• _Task item A_
In the article on minimally invasive forefoot surgery, condense the paragraph beginning "Within the past few years" into a short bulleted list that keeps its main facts.
• _Task item B_
Echo a section of the article on minimally invasive forefoot surgery word for word. Begin at the words "What is minimally" and stop after "minimally invasive approaches.".
• _Task item C_
Answer these questions from the article on minimally invasive forefoot surgery:
(i) What conditions does forefoot reconstruction aim to correct?
(ii) Which generation of MIS burrs is currently available?
(iii) What is the name of the new journal mentioned?

• _Extract_
Small Cuts, Big Impact: Achieving Complex Forefoot Reconstruction With Minimally Invasive Surgery

March 2025

What is minimally invasive forefoot reconstruction surgery? Forefoot reconstruction encompasses a range of surgeries aimed at correcting bunions, tailor’s bunions, hammertoes, and any associated metatarsal deformities. In essence, these procedures can involve the surgical correction of the entire forefoot, with techniques surgeons perform through percutaneous or open incisions and fixation, or utilizing minimally invasive approaches.

Within the past few years, there has been a notable increase in both patient demand and surgeon interest in minimally invasive surgery (MIS) for foot and ankle conditions. Both proponents and critics have called for more robust studies to assess the long-term outcomes of MIS techniques. Currently, we have access to fourth-generation MIS burrs for osteotomies, joint preparation for arthrodesis, and wedge burrs for osteophyte removal and bony prominence excision. The evolution of internal fixation devices has significantly advanced, with innovations far surpassing the use of stainless steel Kirschner wires. To ensure reproducibility in outcomes, targeting guides and jigs for MIS bunion surgery are now available from various manufacturers. There is also a reproducible guide for MIS hammertoe fixation.1-6

These advancements have led to an increase in publications, book chapters, and conference presentations detailing the execution of MIS techniques and the diverse methods of fixation. Additionally, a new journal, the Journal of Minimally Invasive Bunion Surgery, has emerged, dedicated to minimally invasive bunion surgery for a global audience. We are learning more about unique complications regarding MIS foot surgery and how to manage and prevent them.7-11 We will further explore this later in the article.

• _Input data_
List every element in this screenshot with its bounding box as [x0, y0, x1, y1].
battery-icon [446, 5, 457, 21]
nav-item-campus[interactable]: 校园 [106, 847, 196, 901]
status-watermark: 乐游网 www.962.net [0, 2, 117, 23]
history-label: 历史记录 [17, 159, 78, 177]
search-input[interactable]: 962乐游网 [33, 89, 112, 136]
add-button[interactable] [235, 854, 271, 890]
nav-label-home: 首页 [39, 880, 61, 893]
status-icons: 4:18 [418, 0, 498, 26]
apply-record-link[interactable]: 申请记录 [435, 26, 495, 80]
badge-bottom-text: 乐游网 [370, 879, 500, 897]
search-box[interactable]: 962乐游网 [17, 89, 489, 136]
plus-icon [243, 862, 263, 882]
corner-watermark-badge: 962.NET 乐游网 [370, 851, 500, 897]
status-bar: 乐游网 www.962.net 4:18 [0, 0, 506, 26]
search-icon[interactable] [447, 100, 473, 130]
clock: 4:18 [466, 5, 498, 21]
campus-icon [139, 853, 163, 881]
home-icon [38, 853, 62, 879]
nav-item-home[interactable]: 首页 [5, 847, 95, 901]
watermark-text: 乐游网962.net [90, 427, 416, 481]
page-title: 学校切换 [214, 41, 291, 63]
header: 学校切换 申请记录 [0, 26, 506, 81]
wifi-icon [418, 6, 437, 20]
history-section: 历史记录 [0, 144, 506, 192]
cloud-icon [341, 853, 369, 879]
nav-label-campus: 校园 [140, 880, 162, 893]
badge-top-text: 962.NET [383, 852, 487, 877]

• _Task answer A_
- Patient demand and surgeon interest in minimally invasive surgery (MIS) for foot and ankle conditions have risen notably in recent years.
- Supporters and critics alike want stronger studies of long-term MIS outcomes.
- Fourth-generation MIS burrs are now used for osteotomies and joint preparation for arthrodesis. Wedge burrs are used for osteophyte removal and bony prominence excision.
- Internal fixation devices have advanced far beyond stainless steel Kirschner wires.
- Several manufacturers offer targeting guides and jigs for MIS bunion surgery, and a reproducible guide exists for MIS hammertoe fixation.

• _Task answer B_
What is minimally invasive forefoot reconstruction surgery? Forefoot reconstruction encompasses a range of surgeries aimed at correcting bunions, tailor’s bunions, hammertoes, and any associated metatarsal deformities. In essence, these procedures can involve the surgical correction of the entire forefoot, with techniques surgeons perform through percutaneous or open incisions and fixation, or utilizing minimally invasive approaches.

• _Task answer C_
(i) Bunions, tailor's bunions, hammertoes, and any associated metatarsal deformities.
(ii) The fourth generation.
(iii) The Journal of Minimally Invasive Bunion Surgery.